What you will do
Collect every line that includes the string "screenshot".

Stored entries

···

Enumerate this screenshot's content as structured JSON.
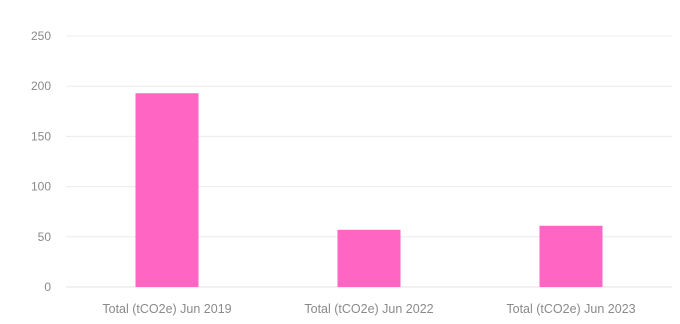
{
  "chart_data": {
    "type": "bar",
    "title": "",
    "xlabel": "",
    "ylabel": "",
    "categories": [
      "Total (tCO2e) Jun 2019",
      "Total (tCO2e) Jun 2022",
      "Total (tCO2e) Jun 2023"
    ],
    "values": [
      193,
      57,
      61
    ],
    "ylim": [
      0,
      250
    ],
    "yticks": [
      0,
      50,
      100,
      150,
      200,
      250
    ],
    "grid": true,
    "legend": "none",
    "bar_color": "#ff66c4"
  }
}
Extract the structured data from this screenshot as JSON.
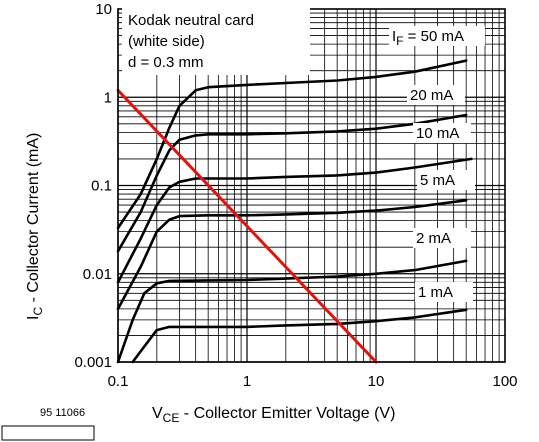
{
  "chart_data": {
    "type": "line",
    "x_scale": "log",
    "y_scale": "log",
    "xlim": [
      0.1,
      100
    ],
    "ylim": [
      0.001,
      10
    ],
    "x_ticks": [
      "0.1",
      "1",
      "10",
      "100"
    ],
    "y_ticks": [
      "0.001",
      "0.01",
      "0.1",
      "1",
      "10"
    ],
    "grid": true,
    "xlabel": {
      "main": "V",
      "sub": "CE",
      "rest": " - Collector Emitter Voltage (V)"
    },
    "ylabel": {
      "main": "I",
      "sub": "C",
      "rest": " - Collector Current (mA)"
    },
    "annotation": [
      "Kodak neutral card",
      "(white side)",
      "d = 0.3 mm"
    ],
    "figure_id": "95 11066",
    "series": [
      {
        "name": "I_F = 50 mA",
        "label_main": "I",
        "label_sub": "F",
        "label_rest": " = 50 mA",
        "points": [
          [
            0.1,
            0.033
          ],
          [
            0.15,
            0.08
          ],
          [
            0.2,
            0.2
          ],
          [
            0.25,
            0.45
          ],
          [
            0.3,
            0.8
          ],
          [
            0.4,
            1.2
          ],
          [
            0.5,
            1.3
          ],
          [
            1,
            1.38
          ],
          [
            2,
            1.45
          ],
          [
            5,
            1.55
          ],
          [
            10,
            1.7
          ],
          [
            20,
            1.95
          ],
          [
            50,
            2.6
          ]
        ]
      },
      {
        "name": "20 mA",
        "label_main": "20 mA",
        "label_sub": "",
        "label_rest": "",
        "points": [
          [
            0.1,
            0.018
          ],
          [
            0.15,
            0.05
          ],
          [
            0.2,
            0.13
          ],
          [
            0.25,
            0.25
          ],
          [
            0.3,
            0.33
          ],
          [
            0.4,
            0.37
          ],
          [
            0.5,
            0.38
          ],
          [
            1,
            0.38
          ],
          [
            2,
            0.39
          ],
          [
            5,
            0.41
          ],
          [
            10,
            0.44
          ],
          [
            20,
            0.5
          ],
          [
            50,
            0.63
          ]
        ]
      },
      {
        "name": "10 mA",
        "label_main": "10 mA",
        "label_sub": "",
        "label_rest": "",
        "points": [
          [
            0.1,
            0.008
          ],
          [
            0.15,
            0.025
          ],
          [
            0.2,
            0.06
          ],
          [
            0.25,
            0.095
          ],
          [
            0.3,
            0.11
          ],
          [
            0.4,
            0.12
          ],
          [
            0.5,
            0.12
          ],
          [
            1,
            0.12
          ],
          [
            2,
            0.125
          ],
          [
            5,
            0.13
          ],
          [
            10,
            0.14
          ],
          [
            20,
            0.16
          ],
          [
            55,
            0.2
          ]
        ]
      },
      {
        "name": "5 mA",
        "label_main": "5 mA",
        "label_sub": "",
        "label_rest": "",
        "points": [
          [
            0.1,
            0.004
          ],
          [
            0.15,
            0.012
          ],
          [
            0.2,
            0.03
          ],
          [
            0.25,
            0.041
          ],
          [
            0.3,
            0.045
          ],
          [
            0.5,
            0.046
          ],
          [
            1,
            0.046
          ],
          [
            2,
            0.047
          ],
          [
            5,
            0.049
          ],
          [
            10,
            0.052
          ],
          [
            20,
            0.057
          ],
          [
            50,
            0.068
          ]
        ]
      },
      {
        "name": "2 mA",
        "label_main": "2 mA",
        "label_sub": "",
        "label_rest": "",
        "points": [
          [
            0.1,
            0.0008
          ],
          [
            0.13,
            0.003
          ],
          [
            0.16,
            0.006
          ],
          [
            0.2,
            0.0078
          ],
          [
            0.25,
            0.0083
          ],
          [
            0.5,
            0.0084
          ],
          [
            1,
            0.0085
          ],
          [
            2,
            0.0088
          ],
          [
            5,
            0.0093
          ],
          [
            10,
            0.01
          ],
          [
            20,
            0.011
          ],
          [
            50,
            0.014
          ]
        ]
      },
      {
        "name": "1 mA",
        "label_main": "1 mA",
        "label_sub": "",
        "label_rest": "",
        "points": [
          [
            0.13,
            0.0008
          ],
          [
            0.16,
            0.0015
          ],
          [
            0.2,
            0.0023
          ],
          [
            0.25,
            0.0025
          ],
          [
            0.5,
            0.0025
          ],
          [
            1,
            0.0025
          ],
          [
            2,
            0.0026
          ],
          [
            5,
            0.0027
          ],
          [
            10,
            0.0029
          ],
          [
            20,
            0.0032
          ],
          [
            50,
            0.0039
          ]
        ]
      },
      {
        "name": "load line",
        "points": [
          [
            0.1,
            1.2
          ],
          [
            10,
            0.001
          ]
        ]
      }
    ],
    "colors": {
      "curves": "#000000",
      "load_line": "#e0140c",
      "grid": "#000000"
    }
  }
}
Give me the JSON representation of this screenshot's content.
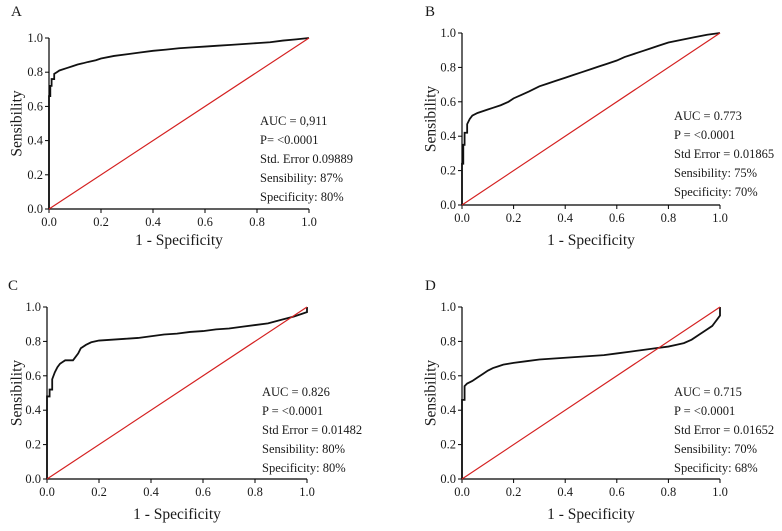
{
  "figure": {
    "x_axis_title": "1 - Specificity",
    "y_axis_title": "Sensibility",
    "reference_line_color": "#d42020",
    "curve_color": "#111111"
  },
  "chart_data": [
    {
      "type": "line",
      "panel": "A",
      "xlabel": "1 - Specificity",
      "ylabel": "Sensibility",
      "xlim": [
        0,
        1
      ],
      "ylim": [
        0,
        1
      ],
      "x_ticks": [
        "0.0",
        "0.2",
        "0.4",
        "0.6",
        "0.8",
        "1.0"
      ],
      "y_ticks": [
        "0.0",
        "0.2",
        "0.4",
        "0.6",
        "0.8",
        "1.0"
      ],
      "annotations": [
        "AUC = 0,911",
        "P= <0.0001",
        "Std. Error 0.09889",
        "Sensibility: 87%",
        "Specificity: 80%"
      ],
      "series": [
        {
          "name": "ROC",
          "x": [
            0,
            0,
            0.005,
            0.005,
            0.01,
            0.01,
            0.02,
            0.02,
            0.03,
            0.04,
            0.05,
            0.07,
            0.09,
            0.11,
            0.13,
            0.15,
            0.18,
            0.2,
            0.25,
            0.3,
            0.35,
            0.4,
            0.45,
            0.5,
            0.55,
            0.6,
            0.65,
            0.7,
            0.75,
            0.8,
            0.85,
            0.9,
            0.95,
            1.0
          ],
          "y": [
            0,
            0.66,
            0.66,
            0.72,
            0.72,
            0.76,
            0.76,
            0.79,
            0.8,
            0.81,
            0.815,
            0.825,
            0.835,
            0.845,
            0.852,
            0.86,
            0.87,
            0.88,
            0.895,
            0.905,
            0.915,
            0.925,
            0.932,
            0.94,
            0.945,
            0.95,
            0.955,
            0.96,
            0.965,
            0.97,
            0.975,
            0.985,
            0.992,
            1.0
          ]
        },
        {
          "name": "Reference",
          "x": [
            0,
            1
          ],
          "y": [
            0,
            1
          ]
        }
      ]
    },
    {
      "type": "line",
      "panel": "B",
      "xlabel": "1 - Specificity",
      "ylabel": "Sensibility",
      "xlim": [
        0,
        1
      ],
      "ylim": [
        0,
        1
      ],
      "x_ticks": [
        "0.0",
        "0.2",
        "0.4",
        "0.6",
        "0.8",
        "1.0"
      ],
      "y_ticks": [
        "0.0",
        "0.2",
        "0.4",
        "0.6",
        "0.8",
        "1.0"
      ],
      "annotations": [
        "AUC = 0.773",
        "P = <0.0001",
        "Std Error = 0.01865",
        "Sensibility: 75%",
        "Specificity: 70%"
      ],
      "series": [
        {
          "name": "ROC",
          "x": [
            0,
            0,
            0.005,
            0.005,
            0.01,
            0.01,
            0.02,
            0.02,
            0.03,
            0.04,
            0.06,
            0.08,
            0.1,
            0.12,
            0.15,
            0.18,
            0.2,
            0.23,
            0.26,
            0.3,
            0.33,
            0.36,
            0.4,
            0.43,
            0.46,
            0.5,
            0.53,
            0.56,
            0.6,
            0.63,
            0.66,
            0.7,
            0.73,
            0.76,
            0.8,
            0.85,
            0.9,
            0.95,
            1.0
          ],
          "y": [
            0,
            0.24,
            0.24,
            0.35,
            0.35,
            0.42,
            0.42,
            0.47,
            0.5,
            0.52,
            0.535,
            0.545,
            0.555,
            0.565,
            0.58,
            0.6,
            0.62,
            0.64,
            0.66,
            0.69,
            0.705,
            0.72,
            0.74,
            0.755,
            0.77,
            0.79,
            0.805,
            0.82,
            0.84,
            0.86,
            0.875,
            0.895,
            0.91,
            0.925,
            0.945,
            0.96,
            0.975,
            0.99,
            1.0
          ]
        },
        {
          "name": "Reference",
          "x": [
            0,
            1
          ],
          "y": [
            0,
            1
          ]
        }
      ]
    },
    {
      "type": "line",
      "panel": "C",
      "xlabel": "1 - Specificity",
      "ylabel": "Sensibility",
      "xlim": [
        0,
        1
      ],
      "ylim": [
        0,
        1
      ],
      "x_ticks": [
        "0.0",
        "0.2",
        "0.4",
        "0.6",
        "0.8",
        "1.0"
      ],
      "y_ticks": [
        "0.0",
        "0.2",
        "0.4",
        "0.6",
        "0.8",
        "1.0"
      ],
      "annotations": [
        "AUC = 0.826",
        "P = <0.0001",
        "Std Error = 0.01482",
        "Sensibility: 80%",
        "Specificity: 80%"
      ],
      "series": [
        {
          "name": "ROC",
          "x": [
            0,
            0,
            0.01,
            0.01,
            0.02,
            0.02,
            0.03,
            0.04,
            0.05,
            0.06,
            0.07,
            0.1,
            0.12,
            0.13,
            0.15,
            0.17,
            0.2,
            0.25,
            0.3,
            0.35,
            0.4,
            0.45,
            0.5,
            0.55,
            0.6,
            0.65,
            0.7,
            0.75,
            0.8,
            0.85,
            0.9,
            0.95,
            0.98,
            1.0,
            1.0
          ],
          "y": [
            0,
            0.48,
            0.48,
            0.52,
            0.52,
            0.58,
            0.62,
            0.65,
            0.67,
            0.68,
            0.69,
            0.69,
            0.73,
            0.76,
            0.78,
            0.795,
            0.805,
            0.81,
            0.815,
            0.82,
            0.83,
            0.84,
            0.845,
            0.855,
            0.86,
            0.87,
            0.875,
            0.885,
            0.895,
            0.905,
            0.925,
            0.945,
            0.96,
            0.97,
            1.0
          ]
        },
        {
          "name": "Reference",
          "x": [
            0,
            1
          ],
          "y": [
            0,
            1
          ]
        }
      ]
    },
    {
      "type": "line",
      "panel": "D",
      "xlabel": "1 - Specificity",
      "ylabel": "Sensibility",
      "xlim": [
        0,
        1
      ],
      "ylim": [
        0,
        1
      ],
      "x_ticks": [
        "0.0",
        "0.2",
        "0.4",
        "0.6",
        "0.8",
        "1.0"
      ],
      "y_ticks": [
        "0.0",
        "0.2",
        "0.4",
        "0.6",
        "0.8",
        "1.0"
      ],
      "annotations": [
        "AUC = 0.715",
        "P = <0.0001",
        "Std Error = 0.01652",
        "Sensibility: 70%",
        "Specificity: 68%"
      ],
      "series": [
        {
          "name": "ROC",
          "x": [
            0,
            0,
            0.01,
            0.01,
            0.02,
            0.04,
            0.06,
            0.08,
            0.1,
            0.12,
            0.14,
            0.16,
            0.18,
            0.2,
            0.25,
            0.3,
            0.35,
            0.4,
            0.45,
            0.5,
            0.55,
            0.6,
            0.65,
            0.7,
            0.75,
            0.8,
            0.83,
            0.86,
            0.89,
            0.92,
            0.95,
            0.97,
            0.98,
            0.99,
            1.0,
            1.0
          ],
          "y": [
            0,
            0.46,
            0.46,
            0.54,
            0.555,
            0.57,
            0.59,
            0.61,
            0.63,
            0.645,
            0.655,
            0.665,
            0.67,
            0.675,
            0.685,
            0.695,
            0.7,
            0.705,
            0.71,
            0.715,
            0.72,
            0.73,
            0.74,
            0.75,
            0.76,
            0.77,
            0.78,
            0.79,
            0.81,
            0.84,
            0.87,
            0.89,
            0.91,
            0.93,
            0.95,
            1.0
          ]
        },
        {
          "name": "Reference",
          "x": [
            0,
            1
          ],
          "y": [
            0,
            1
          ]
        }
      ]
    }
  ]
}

···

Answer to the exercise
Enumerate this screenshot's content as structured JSON.
Extract the structured data from this screenshot as JSON.
Give me the JSON representation of this screenshot's content.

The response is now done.